Input material:
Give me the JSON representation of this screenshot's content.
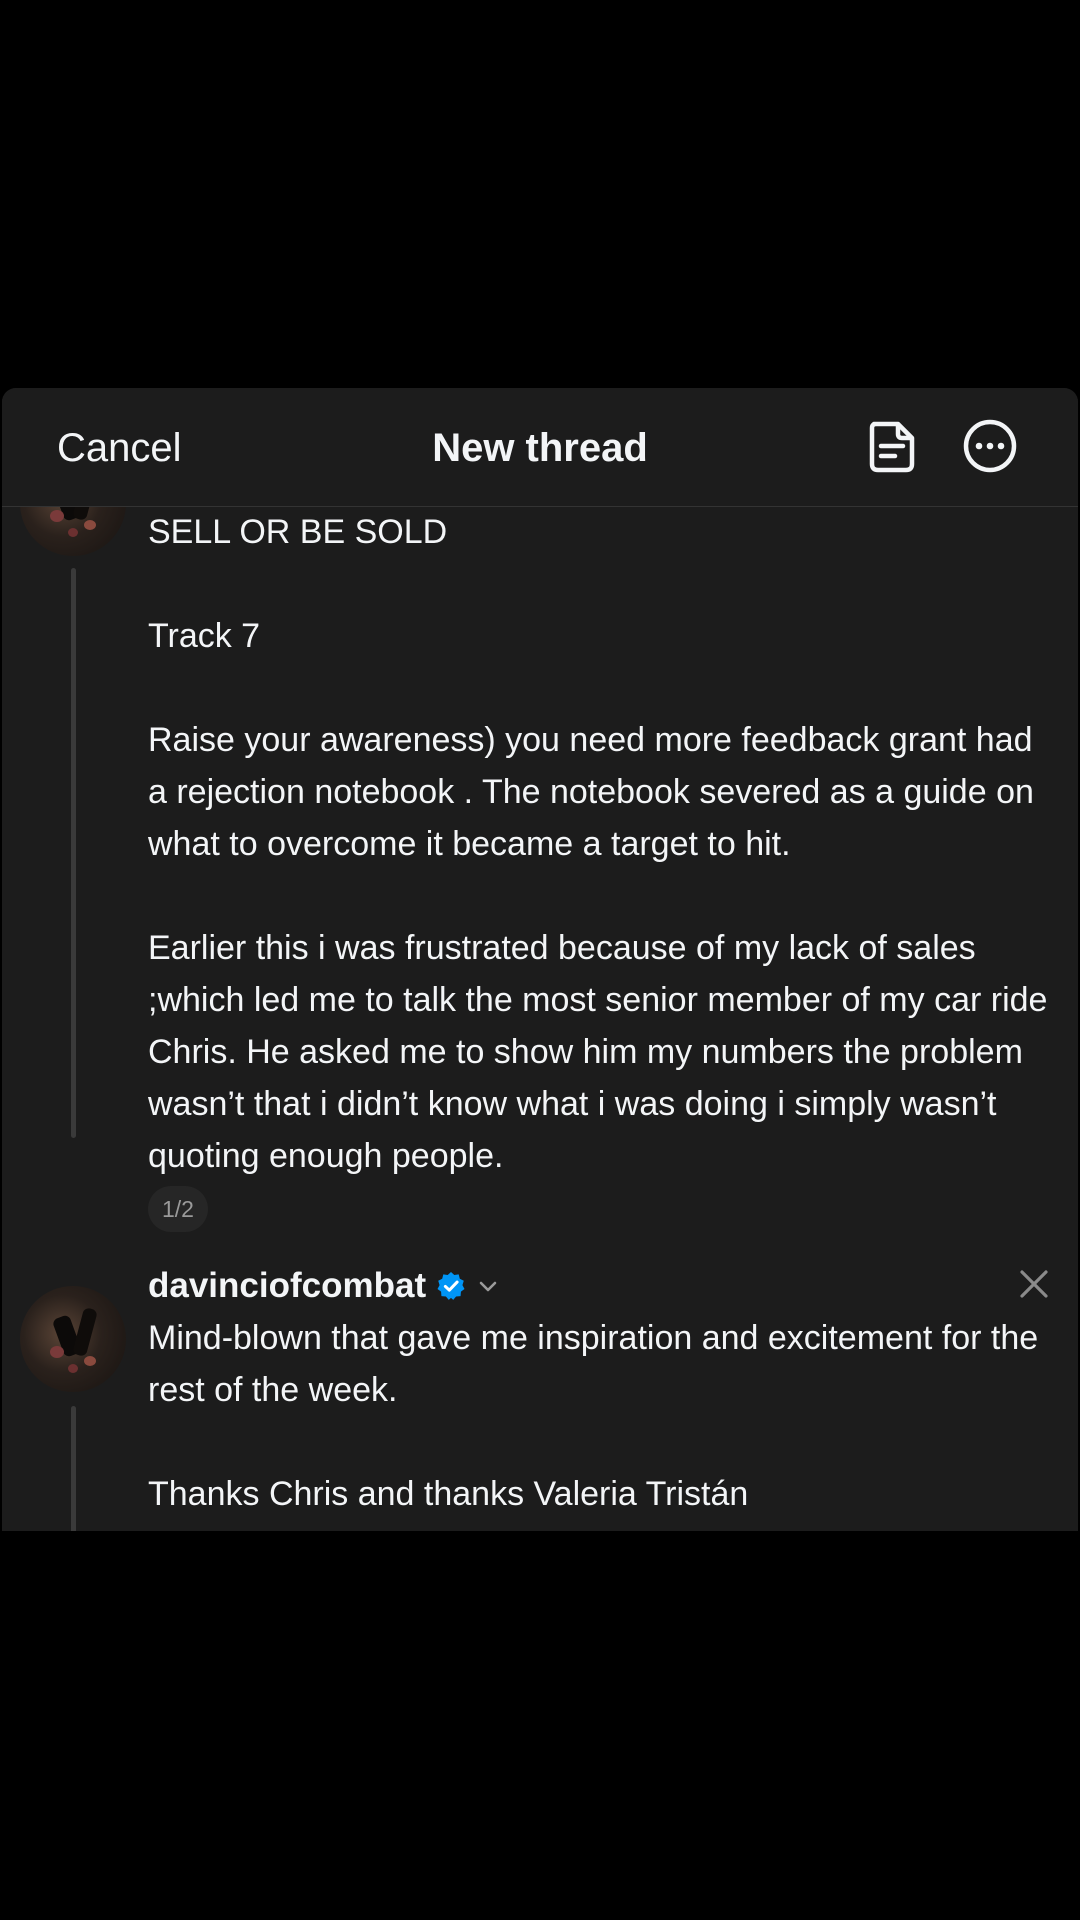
{
  "header": {
    "cancel_label": "Cancel",
    "title": "New thread",
    "drafts_icon": "drafts-icon",
    "more_icon": "more-options-icon"
  },
  "posts": [
    {
      "paragraphs": [
        "SELL OR BE SOLD",
        "",
        "Track 7",
        "",
        "Raise your awareness) you need more feedback grant had a rejection notebook . The notebook severed as a guide on what to overcome it became a target to hit.",
        "",
        "Earlier this i was frustrated because of my lack of sales ;which led me to talk the most senior member of my car ride Chris. He asked me to show him my numbers the problem wasn’t that i didn’t know what i was doing i simply wasn’t quoting enough people."
      ],
      "page_indicator": "1/2"
    },
    {
      "username": "davinciofcombat",
      "verified": true,
      "paragraphs": [
        "Mind-blown that gave me inspiration and excitement for the rest of the week.",
        "",
        "Thanks Chris and thanks Valeria Tristán"
      ]
    }
  ],
  "colors": {
    "background": "#000000",
    "sheet": "#1c1c1c",
    "text": "#f3f5f7",
    "thread_line": "#3a3a3a",
    "verified": "#0095f6",
    "muted": "#9a9a9a"
  }
}
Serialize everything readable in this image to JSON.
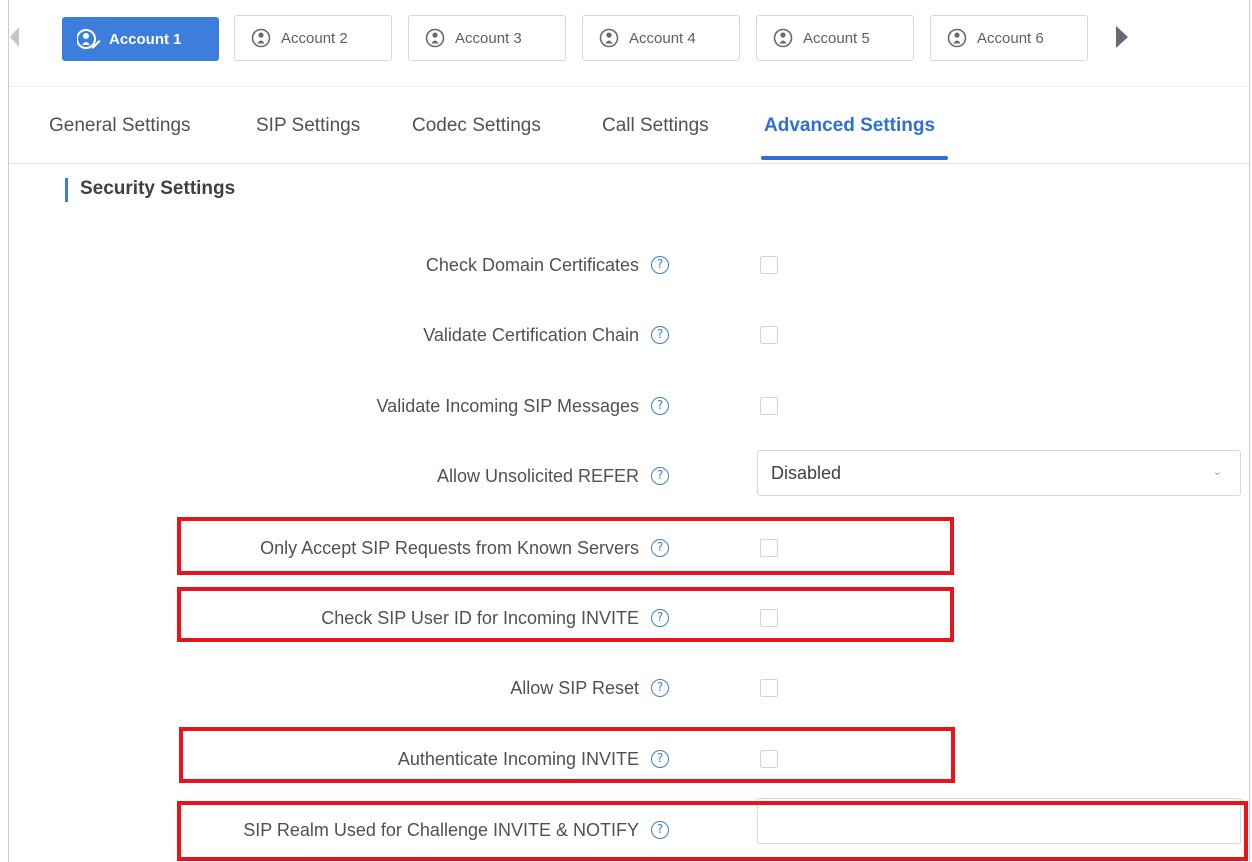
{
  "accounts": {
    "tabs": [
      {
        "label": "Account 1",
        "active": true
      },
      {
        "label": "Account 2",
        "active": false
      },
      {
        "label": "Account 3",
        "active": false
      },
      {
        "label": "Account 4",
        "active": false
      },
      {
        "label": "Account 5",
        "active": false
      },
      {
        "label": "Account 6",
        "active": false
      }
    ]
  },
  "subtabs": [
    {
      "label": "General Settings",
      "active": false
    },
    {
      "label": "SIP Settings",
      "active": false
    },
    {
      "label": "Codec Settings",
      "active": false
    },
    {
      "label": "Call Settings",
      "active": false
    },
    {
      "label": "Advanced Settings",
      "active": true
    }
  ],
  "section": {
    "title": "Security Settings"
  },
  "fields": [
    {
      "label": "Check Domain Certificates",
      "type": "checkbox",
      "checked": false
    },
    {
      "label": "Validate Certification Chain",
      "type": "checkbox",
      "checked": false
    },
    {
      "label": "Validate Incoming SIP Messages",
      "type": "checkbox",
      "checked": false
    },
    {
      "label": "Allow Unsolicited REFER",
      "type": "select",
      "value": "Disabled"
    },
    {
      "label": "Only Accept SIP Requests from Known Servers",
      "type": "checkbox",
      "checked": false,
      "highlighted": true
    },
    {
      "label": "Check SIP User ID for Incoming INVITE",
      "type": "checkbox",
      "checked": false,
      "highlighted": true
    },
    {
      "label": "Allow SIP Reset",
      "type": "checkbox",
      "checked": false
    },
    {
      "label": "Authenticate Incoming INVITE",
      "type": "checkbox",
      "checked": false,
      "highlighted": true
    },
    {
      "label": "SIP Realm Used for Challenge INVITE & NOTIFY",
      "type": "text",
      "value": "",
      "highlighted": true
    }
  ],
  "colors": {
    "accent": "#3d7ddc",
    "highlight": "#e8141c"
  },
  "icons": {
    "account": "user-icon",
    "help": "question-circle-icon",
    "select": "chevron-down-icon"
  }
}
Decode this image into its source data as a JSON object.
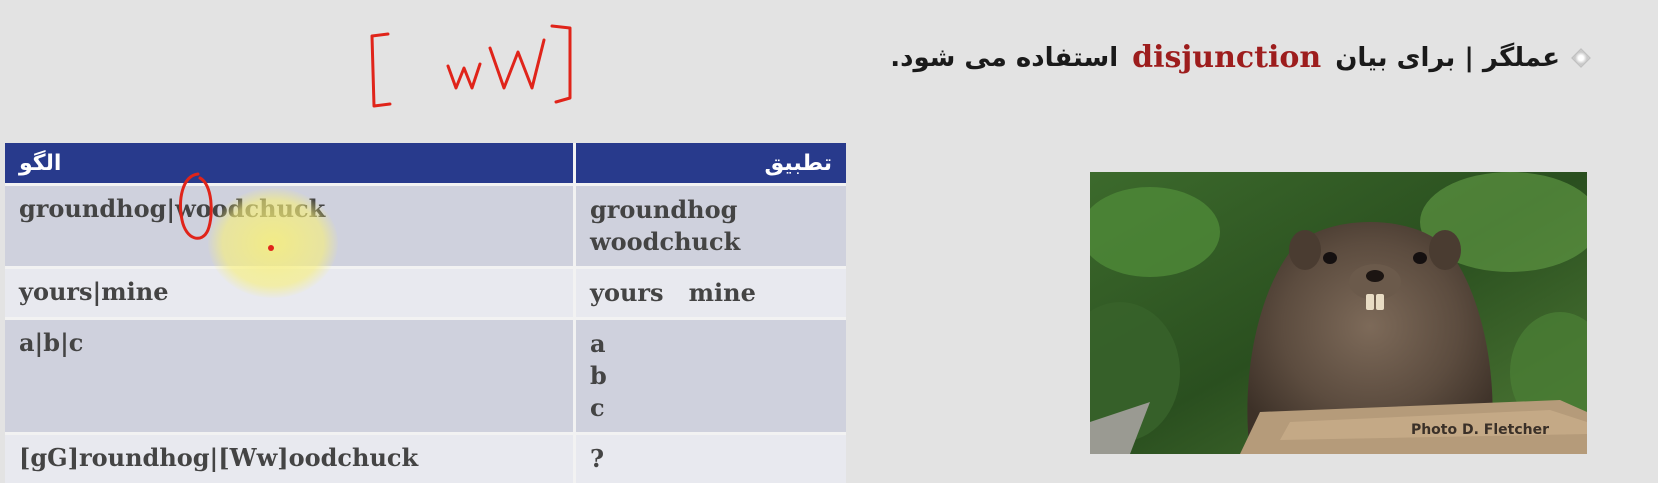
{
  "slide": {
    "bullet": {
      "before": "عملگر | برای بیان",
      "keyword": "disjunction",
      "after": "استفاده می شود."
    },
    "annotation_text": "[wW]",
    "table": {
      "headers": {
        "pattern": "الگو",
        "match": "تطبیق"
      },
      "rows": [
        {
          "pattern": "groundhog|woodchuck",
          "matches": [
            "groundhog",
            "woodchuck"
          ]
        },
        {
          "pattern": "yours|mine",
          "matches": [
            "yours   mine"
          ]
        },
        {
          "pattern": "a|b|c",
          "matches": [
            "a",
            "b",
            "c"
          ]
        },
        {
          "pattern": "[gG]roundhog|[Ww]oodchuck",
          "matches": [
            "?"
          ]
        }
      ]
    },
    "photo": {
      "subject": "groundhog",
      "credit": "Photo D. Fletcher"
    }
  },
  "colors": {
    "background": "#e3e3e3",
    "header": "#283a8c",
    "keyword": "#9d1d1d",
    "row_odd": "#cfd1dd",
    "row_even": "#e8e9ef",
    "ink": "#e0241a"
  }
}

Exercise aim: Which lines in the records above contain the string "JSON"? Copy each one.

Reply:
Give me the JSON representation of this screenshot's content.
Serialize everything readable in this image to JSON.
Decode this image into its source data as a JSON object.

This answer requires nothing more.